(DATA TO PROCESS Opens)
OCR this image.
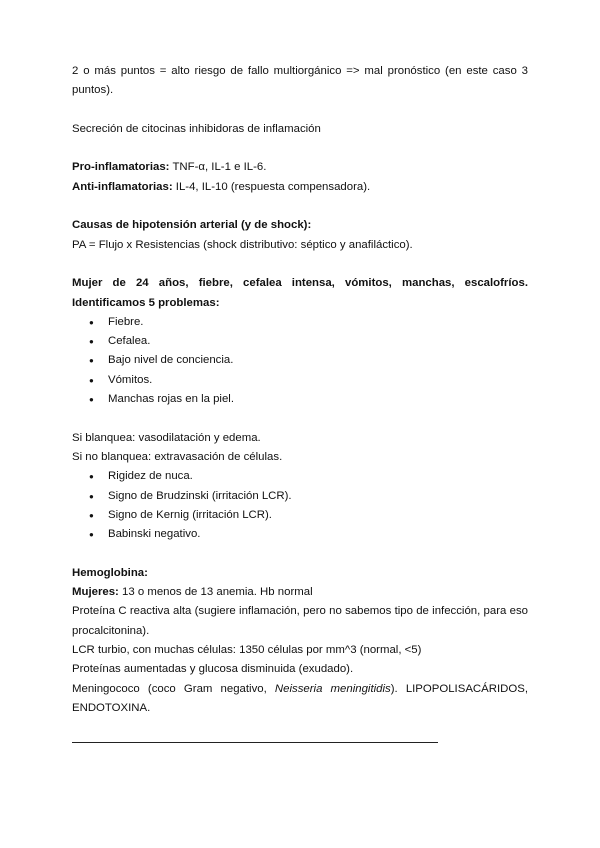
2 o más puntos = alto riesgo de fallo multiorgánico => mal pronóstico (en este caso 3 puntos).

Secreción de citocinas inhibidoras de inflamación

Pro-inflamatorias: TNF-α, IL-1 e IL-6.

Anti-inflamatorias: IL-4, IL-10 (respuesta compensadora).

Causas de hipotensión arterial (y de shock):

PA = Flujo x Resistencias (shock distributivo: séptico y anafiláctico).

Mujer de 24 años, fiebre, cefalea intensa, vómitos, manchas, escalofríos. Identificamos 5 problemas:

● Fiebre.
● Cefalea.
● Bajo nivel de conciencia.
● Vómitos.
● Manchas rojas en la piel.

Si blanquea: vasodilatación y edema.

Si no blanquea: extravasación de células.

● Rigidez de nuca.
● Signo de Brudzinski (irritación LCR).
● Signo de Kernig (irritación LCR).
● Babinski negativo.

Hemoglobina:

Mujeres: 13 o menos de 13 anemia. Hb normal

Proteína C reactiva alta (sugiere inflamación, pero no sabemos tipo de infección, para eso procalcitonina).

LCR turbio, con muchas células: 1350 células por mm^3 (normal, <5)

Proteínas aumentadas y glucosa disminuida (exudado).

Meningococo (coco Gram negativo, Neisseria meningitidis). LIPOPOLISACÁRIDOS, ENDOTOXINA.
(DATA TO PROCESS Closes)
TASK DETAILS: Looking at the records above, which lines contain "negativo"? Copy those lines.

OUTPUT OF THE TASK:
● Babinski negativo.
Meningococo (coco Gram negativo, Neisseria meningitidis). LIPOPOLISACÁRIDOS, ENDOTOXINA.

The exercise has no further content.